Tally the lines containing the word "Crypto", and report the tally alone.

[Figure data in JSON]

•••

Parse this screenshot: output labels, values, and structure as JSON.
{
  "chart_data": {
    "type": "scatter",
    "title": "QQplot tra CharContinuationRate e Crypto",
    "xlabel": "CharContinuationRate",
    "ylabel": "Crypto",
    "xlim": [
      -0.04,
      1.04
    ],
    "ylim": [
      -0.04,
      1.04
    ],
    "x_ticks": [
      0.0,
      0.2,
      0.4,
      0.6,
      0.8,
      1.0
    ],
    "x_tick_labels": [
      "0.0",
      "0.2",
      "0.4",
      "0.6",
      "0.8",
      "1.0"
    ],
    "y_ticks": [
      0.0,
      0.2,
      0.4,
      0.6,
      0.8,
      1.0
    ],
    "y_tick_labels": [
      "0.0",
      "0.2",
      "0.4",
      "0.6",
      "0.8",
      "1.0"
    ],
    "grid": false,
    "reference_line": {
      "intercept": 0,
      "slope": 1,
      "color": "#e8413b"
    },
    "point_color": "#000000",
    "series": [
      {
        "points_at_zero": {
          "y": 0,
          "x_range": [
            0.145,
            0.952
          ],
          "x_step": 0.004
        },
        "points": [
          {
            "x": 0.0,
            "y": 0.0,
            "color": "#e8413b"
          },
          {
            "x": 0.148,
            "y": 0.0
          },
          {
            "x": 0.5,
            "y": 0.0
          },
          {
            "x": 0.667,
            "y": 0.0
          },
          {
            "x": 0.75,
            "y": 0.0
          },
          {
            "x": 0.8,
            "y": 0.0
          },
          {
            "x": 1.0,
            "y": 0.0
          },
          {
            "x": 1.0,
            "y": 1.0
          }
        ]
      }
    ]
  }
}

•••

Correct result —
2